----- Supplied data

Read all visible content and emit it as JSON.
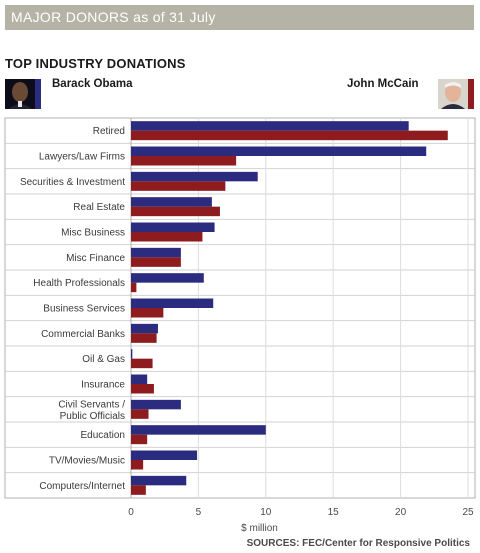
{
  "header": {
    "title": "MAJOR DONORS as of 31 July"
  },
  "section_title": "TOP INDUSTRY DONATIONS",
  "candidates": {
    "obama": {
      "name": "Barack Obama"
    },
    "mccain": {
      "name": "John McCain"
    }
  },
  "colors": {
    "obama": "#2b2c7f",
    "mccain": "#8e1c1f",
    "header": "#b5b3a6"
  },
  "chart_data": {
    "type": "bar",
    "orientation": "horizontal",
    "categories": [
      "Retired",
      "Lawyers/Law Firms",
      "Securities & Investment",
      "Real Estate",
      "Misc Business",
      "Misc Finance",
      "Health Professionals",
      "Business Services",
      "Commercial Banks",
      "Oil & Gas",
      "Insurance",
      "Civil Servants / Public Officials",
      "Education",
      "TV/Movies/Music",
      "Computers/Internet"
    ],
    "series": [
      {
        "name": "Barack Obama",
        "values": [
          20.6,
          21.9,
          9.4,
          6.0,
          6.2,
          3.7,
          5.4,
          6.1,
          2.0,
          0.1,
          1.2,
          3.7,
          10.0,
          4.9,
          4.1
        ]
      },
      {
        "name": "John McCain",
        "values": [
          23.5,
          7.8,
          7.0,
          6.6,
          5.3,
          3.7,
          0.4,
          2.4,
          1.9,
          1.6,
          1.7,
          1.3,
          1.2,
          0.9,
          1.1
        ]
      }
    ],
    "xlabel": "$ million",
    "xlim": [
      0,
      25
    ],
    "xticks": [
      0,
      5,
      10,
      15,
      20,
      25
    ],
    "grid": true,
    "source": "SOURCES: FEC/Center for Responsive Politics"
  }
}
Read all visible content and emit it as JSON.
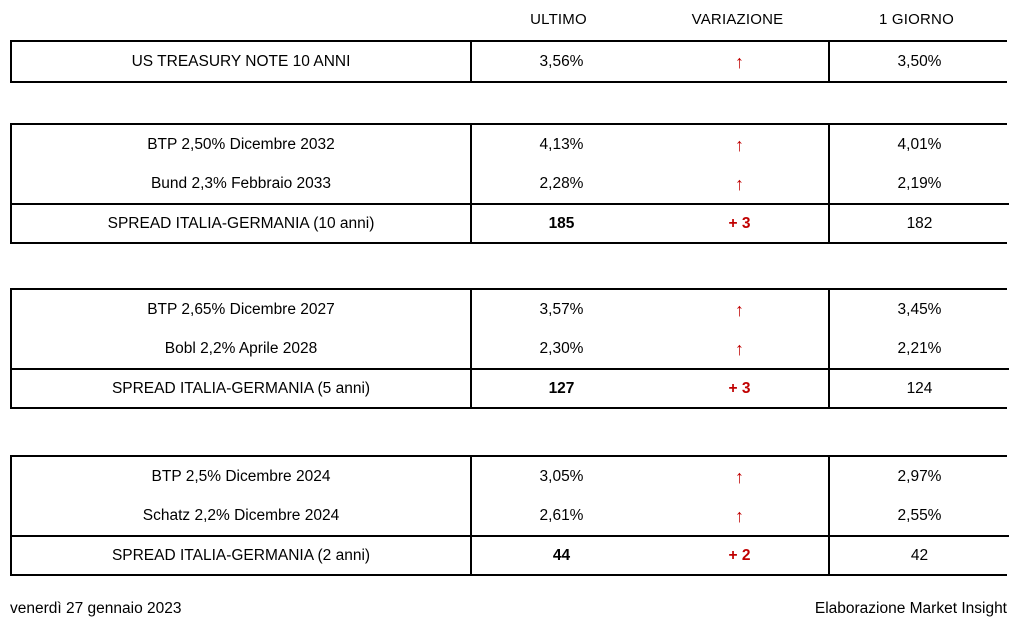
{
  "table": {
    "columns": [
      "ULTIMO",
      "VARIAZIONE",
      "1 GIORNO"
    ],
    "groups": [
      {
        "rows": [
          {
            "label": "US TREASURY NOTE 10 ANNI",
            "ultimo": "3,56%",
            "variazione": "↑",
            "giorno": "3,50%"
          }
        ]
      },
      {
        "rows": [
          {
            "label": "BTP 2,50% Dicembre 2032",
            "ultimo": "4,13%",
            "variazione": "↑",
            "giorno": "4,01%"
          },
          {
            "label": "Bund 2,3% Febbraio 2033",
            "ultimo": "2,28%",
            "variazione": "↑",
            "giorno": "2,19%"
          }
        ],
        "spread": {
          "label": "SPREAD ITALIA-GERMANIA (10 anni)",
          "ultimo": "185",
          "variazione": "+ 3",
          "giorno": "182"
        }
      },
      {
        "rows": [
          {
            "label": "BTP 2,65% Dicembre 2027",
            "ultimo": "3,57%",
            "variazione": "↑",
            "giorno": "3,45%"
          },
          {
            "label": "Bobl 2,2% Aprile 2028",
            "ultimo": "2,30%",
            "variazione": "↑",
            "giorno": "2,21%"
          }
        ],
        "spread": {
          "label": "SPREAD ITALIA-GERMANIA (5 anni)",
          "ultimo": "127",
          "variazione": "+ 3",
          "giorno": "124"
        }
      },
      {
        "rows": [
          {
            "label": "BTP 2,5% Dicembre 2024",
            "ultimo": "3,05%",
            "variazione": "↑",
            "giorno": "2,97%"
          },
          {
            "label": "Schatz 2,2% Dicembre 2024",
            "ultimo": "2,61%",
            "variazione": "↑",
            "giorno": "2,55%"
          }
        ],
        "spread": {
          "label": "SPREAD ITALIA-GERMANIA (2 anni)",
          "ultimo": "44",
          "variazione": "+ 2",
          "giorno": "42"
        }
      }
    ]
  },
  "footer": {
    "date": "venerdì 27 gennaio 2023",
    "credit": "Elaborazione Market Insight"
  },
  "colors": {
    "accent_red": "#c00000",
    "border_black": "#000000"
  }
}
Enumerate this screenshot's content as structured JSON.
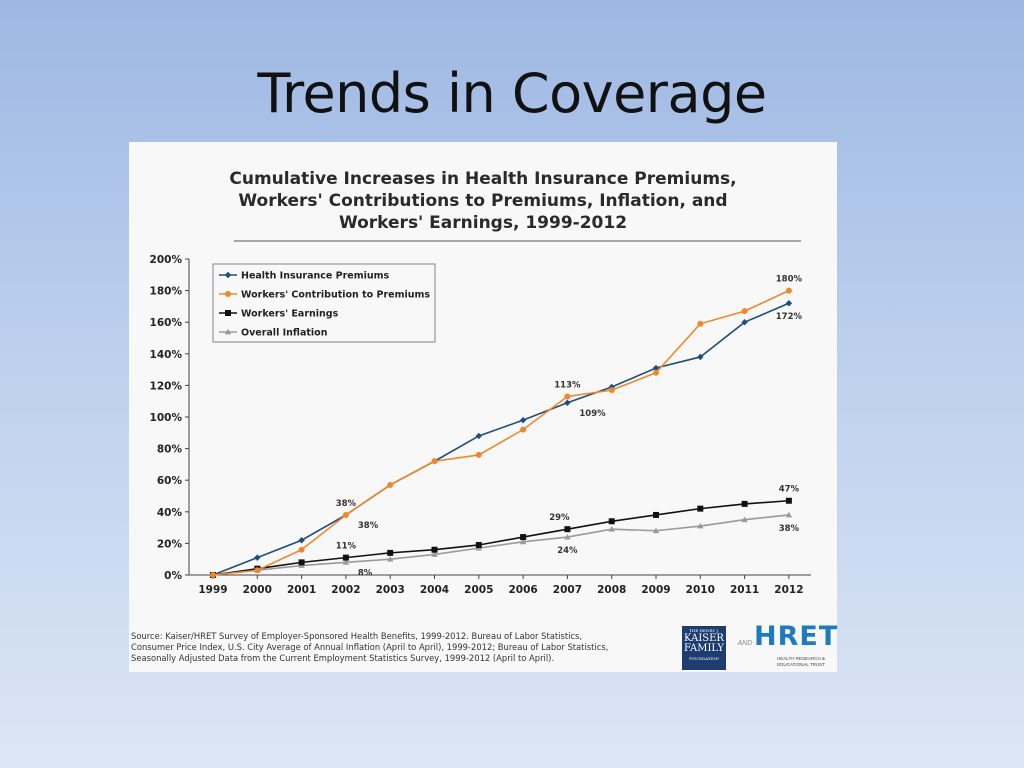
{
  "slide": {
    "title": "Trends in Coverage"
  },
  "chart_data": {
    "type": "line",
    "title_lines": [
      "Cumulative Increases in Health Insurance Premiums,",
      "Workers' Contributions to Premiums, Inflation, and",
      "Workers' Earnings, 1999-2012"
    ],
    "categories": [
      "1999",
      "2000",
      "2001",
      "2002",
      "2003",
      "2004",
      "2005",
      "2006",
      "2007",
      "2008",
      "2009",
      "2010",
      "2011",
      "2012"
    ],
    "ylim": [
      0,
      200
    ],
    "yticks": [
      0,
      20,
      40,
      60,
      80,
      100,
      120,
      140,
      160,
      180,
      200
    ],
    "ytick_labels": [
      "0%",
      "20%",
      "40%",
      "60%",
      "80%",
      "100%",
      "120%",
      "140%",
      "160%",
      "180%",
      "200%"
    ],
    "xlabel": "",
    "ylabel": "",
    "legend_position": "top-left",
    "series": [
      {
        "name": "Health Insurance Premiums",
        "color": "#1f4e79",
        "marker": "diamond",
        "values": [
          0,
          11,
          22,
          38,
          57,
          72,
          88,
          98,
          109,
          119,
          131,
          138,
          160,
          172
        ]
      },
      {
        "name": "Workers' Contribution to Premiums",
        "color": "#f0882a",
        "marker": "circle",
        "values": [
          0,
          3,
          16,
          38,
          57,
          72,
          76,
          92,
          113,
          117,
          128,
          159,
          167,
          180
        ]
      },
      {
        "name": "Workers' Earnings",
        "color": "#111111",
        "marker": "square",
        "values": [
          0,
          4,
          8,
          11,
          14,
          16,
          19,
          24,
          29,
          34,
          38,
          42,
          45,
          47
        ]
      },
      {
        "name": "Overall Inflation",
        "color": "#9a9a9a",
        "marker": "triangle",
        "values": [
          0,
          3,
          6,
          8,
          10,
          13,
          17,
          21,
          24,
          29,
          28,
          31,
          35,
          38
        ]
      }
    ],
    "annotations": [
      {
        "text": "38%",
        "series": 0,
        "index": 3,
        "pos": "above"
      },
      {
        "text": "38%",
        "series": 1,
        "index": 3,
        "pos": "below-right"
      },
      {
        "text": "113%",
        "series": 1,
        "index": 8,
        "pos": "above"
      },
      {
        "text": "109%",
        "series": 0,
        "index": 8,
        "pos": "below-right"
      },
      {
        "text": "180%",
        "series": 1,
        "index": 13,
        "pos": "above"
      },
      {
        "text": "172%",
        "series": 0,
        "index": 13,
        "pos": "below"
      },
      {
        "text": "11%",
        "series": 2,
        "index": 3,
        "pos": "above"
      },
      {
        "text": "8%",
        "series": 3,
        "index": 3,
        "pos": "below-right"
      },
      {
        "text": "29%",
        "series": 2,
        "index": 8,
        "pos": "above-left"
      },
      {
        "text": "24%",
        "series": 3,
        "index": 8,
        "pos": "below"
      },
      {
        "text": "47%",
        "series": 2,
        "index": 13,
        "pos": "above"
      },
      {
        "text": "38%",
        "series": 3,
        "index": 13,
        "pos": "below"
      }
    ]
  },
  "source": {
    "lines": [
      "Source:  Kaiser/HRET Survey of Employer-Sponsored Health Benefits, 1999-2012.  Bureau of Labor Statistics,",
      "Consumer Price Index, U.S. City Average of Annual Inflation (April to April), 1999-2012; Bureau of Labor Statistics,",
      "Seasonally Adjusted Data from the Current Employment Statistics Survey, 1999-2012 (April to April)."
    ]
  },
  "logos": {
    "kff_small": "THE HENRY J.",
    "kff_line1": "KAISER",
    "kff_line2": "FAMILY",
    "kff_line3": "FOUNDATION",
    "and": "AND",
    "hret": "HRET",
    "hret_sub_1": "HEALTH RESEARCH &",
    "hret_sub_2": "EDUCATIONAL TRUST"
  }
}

----------
----- Supplied data

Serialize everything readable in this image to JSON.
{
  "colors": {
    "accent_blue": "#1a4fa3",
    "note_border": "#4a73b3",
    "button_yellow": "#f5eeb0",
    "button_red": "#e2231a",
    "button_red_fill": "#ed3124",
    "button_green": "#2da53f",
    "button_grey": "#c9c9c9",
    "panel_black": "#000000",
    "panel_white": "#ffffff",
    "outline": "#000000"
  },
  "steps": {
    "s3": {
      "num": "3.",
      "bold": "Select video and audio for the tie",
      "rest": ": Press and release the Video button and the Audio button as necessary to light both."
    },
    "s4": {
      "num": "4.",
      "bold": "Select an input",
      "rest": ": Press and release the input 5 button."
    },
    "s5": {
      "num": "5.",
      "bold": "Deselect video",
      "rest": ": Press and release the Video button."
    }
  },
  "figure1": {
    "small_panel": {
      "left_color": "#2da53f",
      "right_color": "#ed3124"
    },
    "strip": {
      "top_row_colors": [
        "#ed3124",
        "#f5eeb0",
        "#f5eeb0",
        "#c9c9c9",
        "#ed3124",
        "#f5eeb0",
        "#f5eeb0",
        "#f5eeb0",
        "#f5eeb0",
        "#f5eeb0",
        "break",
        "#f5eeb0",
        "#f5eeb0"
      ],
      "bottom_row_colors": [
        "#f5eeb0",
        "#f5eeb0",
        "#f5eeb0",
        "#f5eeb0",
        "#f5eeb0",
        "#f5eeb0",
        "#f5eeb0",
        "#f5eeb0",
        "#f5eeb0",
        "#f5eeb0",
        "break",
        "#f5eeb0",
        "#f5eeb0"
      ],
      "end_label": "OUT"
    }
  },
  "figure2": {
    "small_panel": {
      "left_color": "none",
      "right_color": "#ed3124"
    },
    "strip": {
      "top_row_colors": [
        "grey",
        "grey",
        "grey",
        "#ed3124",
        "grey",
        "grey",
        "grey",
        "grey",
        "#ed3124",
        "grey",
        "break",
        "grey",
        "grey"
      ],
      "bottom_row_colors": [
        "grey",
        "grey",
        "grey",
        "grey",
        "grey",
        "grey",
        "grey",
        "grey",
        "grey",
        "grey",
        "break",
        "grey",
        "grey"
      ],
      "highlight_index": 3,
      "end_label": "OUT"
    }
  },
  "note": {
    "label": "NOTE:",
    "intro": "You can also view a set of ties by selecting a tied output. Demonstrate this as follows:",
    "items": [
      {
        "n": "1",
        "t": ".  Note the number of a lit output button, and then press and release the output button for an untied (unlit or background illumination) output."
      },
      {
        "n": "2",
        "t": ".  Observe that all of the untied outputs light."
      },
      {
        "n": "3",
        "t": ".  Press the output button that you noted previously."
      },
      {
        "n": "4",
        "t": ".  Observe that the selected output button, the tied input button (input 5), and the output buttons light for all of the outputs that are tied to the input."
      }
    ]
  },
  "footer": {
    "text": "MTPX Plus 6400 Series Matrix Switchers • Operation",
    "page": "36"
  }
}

----------

**Set exercise:** Extract, from the material above, each line holding the word "marker".

**Task result:**
        "marker": "diamond",
        "marker": "circle",
        "marker": "square",
        "marker": "triangle",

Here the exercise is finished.